(Stored data)
::::::::

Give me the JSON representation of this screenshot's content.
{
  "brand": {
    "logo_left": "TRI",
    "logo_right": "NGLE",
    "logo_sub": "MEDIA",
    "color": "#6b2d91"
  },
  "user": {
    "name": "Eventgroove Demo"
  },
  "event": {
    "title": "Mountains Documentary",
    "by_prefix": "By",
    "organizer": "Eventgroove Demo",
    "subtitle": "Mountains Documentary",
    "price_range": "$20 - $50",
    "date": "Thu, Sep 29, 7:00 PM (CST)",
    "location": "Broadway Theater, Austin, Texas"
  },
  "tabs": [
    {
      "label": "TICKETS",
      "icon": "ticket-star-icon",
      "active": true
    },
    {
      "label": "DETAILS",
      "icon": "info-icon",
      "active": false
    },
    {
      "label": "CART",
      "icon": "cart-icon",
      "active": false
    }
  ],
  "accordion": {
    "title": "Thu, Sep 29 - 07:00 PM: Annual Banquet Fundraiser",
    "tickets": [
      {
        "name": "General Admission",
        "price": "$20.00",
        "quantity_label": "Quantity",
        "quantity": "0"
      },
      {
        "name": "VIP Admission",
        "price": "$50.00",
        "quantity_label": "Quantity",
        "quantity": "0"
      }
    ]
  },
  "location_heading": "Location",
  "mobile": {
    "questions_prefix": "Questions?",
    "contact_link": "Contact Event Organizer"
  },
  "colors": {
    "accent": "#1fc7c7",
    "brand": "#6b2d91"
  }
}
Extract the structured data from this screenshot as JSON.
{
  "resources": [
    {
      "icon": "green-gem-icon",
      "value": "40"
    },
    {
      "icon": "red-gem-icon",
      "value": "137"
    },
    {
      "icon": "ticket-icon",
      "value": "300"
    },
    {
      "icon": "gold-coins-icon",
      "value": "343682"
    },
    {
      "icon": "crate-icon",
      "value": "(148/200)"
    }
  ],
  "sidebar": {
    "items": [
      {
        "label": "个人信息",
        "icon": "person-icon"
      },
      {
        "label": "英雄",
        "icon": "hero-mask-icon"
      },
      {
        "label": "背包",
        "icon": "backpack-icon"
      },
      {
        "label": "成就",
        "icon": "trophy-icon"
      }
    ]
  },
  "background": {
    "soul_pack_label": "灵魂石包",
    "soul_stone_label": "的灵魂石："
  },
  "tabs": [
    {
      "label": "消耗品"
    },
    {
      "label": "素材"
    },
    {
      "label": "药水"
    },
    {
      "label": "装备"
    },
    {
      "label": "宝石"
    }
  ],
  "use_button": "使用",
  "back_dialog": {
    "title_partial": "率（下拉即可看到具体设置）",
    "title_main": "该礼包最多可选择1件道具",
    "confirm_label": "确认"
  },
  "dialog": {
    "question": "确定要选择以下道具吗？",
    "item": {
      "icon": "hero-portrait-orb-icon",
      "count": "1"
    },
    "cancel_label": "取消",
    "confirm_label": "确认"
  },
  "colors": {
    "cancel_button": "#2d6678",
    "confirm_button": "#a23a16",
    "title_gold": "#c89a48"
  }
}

::::::::

**Aim of the exercise:**
Print the listing above in its entirety, with every line exact.

**In response:**
Give me the JSON representation of this screenshot's content.
{
  "brand": {
    "logo_left": "TRI",
    "logo_right": "NGLE",
    "logo_sub": "MEDIA",
    "color": "#6b2d91"
  },
  "user": {
    "name": "Eventgroove Demo"
  },
  "event": {
    "title": "Mountains Documentary",
    "by_prefix": "By",
    "organizer": "Eventgroove Demo",
    "subtitle": "Mountains Documentary",
    "price_range": "$20 - $50",
    "date": "Thu, Sep 29, 7:00 PM (CST)",
    "location": "Broadway Theater, Austin, Texas"
  },
  "tabs": [
    {
      "label": "TICKETS",
      "icon": "ticket-star-icon",
      "active": true
    },
    {
      "label": "DETAILS",
      "icon": "info-icon",
      "active": false
    },
    {
      "label": "CART",
      "icon": "cart-icon",
      "active": false
    }
  ],
  "accordion": {
    "title": "Thu, Sep 29 - 07:00 PM: Annual Banquet Fundraiser",
    "tickets": [
      {
        "name": "General Admission",
        "price": "$20.00",
        "quantity_label": "Quantity",
        "quantity": "0"
      },
      {
        "name": "VIP Admission",
        "price": "$50.00",
        "quantity_label": "Quantity",
        "quantity": "0"
      }
    ]
  },
  "location_heading": "Location",
  "mobile": {
    "questions_prefix": "Questions?",
    "contact_link": "Contact Event Organizer"
  },
  "colors": {
    "accent": "#1fc7c7",
    "brand": "#6b2d91"
  }
}
Extract the structured data from this screenshot as JSON.
{
  "resources": [
    {
      "icon": "green-gem-icon",
      "value": "40"
    },
    {
      "icon": "red-gem-icon",
      "value": "137"
    },
    {
      "icon": "ticket-icon",
      "value": "300"
    },
    {
      "icon": "gold-coins-icon",
      "value": "343682"
    },
    {
      "icon": "crate-icon",
      "value": "(148/200)"
    }
  ],
  "sidebar": {
    "items": [
      {
        "label": "个人信息",
        "icon": "person-icon"
      },
      {
        "label": "英雄",
        "icon": "hero-mask-icon"
      },
      {
        "label": "背包",
        "icon": "backpack-icon"
      },
      {
        "label": "成就",
        "icon": "trophy-icon"
      }
    ]
  },
  "background": {
    "soul_pack_label": "灵魂石包",
    "soul_stone_label": "的灵魂石："
  },
  "tabs": [
    {
      "label": "消耗品"
    },
    {
      "label": "素材"
    },
    {
      "label": "药水"
    },
    {
      "label": "装备"
    },
    {
      "label": "宝石"
    }
  ],
  "use_button": "使用",
  "back_dialog": {
    "title_partial": "率（下拉即可看到具体设置）",
    "title_main": "该礼包最多可选择1件道具",
    "confirm_label": "确认"
  },
  "dialog": {
    "question": "确定要选择以下道具吗？",
    "item": {
      "icon": "hero-portrait-orb-icon",
      "count": "1"
    },
    "cancel_label": "取消",
    "confirm_label": "确认"
  },
  "colors": {
    "cancel_button": "#2d6678",
    "confirm_button": "#a23a16",
    "title_gold": "#c89a48"
  }
}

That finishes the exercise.